===== Data shown
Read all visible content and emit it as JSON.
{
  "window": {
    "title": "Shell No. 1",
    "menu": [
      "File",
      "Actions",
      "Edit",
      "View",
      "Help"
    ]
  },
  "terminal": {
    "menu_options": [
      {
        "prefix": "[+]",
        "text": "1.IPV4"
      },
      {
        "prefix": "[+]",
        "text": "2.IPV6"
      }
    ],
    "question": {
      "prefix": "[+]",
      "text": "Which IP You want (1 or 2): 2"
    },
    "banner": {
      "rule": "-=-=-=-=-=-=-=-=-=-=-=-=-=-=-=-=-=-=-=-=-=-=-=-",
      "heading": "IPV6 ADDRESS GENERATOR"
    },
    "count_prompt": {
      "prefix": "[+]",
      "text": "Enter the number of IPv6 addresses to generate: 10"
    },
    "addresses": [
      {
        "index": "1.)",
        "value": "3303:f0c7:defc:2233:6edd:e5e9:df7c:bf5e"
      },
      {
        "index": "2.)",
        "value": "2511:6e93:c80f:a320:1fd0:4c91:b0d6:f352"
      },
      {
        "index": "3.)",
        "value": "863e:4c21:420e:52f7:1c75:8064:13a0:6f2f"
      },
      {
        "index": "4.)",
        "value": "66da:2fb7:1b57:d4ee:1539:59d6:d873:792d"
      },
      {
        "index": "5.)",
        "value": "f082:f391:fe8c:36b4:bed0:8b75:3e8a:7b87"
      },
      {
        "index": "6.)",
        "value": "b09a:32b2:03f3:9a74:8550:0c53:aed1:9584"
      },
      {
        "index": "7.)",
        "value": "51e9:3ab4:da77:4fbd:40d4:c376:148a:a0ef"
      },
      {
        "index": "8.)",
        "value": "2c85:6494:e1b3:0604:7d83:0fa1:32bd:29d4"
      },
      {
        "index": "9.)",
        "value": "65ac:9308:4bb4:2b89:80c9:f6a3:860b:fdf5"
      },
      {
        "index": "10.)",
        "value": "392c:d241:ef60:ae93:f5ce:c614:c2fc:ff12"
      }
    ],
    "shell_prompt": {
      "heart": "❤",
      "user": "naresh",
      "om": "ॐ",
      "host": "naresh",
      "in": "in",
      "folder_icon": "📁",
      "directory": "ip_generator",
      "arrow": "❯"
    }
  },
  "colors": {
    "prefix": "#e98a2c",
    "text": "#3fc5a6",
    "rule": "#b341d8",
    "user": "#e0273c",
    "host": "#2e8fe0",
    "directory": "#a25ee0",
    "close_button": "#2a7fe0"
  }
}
==========
> [Goal]: Output every line above without altering anything.

> [Answer to the exercise]:
Read all visible content and emit it as JSON.
{
  "window": {
    "title": "Shell No. 1",
    "menu": [
      "File",
      "Actions",
      "Edit",
      "View",
      "Help"
    ]
  },
  "terminal": {
    "menu_options": [
      {
        "prefix": "[+]",
        "text": "1.IPV4"
      },
      {
        "prefix": "[+]",
        "text": "2.IPV6"
      }
    ],
    "question": {
      "prefix": "[+]",
      "text": "Which IP You want (1 or 2): 2"
    },
    "banner": {
      "rule": "-=-=-=-=-=-=-=-=-=-=-=-=-=-=-=-=-=-=-=-=-=-=-=-",
      "heading": "IPV6 ADDRESS GENERATOR"
    },
    "count_prompt": {
      "prefix": "[+]",
      "text": "Enter the number of IPv6 addresses to generate: 10"
    },
    "addresses": [
      {
        "index": "1.)",
        "value": "3303:f0c7:defc:2233:6edd:e5e9:df7c:bf5e"
      },
      {
        "index": "2.)",
        "value": "2511:6e93:c80f:a320:1fd0:4c91:b0d6:f352"
      },
      {
        "index": "3.)",
        "value": "863e:4c21:420e:52f7:1c75:8064:13a0:6f2f"
      },
      {
        "index": "4.)",
        "value": "66da:2fb7:1b57:d4ee:1539:59d6:d873:792d"
      },
      {
        "index": "5.)",
        "value": "f082:f391:fe8c:36b4:bed0:8b75:3e8a:7b87"
      },
      {
        "index": "6.)",
        "value": "b09a:32b2:03f3:9a74:8550:0c53:aed1:9584"
      },
      {
        "index": "7.)",
        "value": "51e9:3ab4:da77:4fbd:40d4:c376:148a:a0ef"
      },
      {
        "index": "8.)",
        "value": "2c85:6494:e1b3:0604:7d83:0fa1:32bd:29d4"
      },
      {
        "index": "9.)",
        "value": "65ac:9308:4bb4:2b89:80c9:f6a3:860b:fdf5"
      },
      {
        "index": "10.)",
        "value": "392c:d241:ef60:ae93:f5ce:c614:c2fc:ff12"
      }
    ],
    "shell_prompt": {
      "heart": "❤",
      "user": "naresh",
      "om": "ॐ",
      "host": "naresh",
      "in": "in",
      "folder_icon": "📁",
      "directory": "ip_generator",
      "arrow": "❯"
    }
  },
  "colors": {
    "prefix": "#e98a2c",
    "text": "#3fc5a6",
    "rule": "#b341d8",
    "user": "#e0273c",
    "host": "#2e8fe0",
    "directory": "#a25ee0",
    "close_button": "#2a7fe0"
  }
}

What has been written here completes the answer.